▶ _GIVEN REQUEST_:
Transcribe the listing in full, excluding any pictures.

──────── INFORMATION PROVIDED ────────

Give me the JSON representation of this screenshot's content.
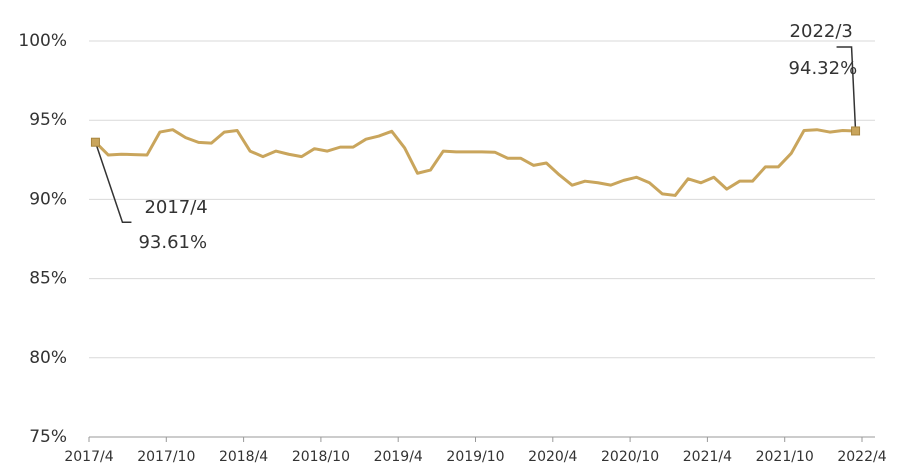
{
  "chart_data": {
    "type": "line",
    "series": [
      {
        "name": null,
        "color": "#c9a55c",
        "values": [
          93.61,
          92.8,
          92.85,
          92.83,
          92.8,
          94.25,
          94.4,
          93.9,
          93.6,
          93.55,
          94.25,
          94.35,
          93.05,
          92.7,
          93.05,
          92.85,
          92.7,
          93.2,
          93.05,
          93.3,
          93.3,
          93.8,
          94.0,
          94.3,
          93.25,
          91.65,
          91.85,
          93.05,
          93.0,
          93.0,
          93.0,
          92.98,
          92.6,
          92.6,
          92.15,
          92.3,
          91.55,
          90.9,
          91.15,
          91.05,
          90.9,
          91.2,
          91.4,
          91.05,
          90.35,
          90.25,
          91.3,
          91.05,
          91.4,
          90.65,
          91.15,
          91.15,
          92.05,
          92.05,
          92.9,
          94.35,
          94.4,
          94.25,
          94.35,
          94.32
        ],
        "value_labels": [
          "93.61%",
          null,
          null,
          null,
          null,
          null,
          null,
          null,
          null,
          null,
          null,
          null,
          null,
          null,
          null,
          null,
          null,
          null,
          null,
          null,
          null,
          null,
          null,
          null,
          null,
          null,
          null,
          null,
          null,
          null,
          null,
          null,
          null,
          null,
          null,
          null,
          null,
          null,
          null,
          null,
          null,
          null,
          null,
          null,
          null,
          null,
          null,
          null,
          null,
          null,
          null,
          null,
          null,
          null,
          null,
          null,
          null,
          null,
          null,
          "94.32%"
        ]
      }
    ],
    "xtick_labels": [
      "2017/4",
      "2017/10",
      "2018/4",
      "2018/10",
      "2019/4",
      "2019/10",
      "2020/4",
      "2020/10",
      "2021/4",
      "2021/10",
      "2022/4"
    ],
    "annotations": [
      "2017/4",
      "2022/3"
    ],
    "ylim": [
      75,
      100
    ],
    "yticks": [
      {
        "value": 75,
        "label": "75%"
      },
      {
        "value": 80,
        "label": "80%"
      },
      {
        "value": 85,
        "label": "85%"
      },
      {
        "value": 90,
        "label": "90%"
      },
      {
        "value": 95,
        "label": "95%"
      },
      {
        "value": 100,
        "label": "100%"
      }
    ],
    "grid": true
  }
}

────────

▶ _SOLUTION BELOW_:
Give me the JSON representation of this screenshot's content.
{
  "chart_data": {
    "type": "line",
    "series": [
      {
        "name": null,
        "color": "#c9a55c",
        "values": [
          93.61,
          92.8,
          92.85,
          92.83,
          92.8,
          94.25,
          94.4,
          93.9,
          93.6,
          93.55,
          94.25,
          94.35,
          93.05,
          92.7,
          93.05,
          92.85,
          92.7,
          93.2,
          93.05,
          93.3,
          93.3,
          93.8,
          94.0,
          94.3,
          93.25,
          91.65,
          91.85,
          93.05,
          93.0,
          93.0,
          93.0,
          92.98,
          92.6,
          92.6,
          92.15,
          92.3,
          91.55,
          90.9,
          91.15,
          91.05,
          90.9,
          91.2,
          91.4,
          91.05,
          90.35,
          90.25,
          91.3,
          91.05,
          91.4,
          90.65,
          91.15,
          91.15,
          92.05,
          92.05,
          92.9,
          94.35,
          94.4,
          94.25,
          94.35,
          94.32
        ],
        "value_labels": [
          "93.61%",
          null,
          null,
          null,
          null,
          null,
          null,
          null,
          null,
          null,
          null,
          null,
          null,
          null,
          null,
          null,
          null,
          null,
          null,
          null,
          null,
          null,
          null,
          null,
          null,
          null,
          null,
          null,
          null,
          null,
          null,
          null,
          null,
          null,
          null,
          null,
          null,
          null,
          null,
          null,
          null,
          null,
          null,
          null,
          null,
          null,
          null,
          null,
          null,
          null,
          null,
          null,
          null,
          null,
          null,
          null,
          null,
          null,
          null,
          "94.32%"
        ]
      }
    ],
    "xtick_labels": [
      "2017/4",
      "2017/10",
      "2018/4",
      "2018/10",
      "2019/4",
      "2019/10",
      "2020/4",
      "2020/10",
      "2021/4",
      "2021/10",
      "2022/4"
    ],
    "annotations": [
      "2017/4",
      "2022/3"
    ],
    "ylim": [
      75,
      100
    ],
    "yticks": [
      {
        "value": 75,
        "label": "75%"
      },
      {
        "value": 80,
        "label": "80%"
      },
      {
        "value": 85,
        "label": "85%"
      },
      {
        "value": 90,
        "label": "90%"
      },
      {
        "value": 95,
        "label": "95%"
      },
      {
        "value": 100,
        "label": "100%"
      }
    ],
    "grid": true
  }
}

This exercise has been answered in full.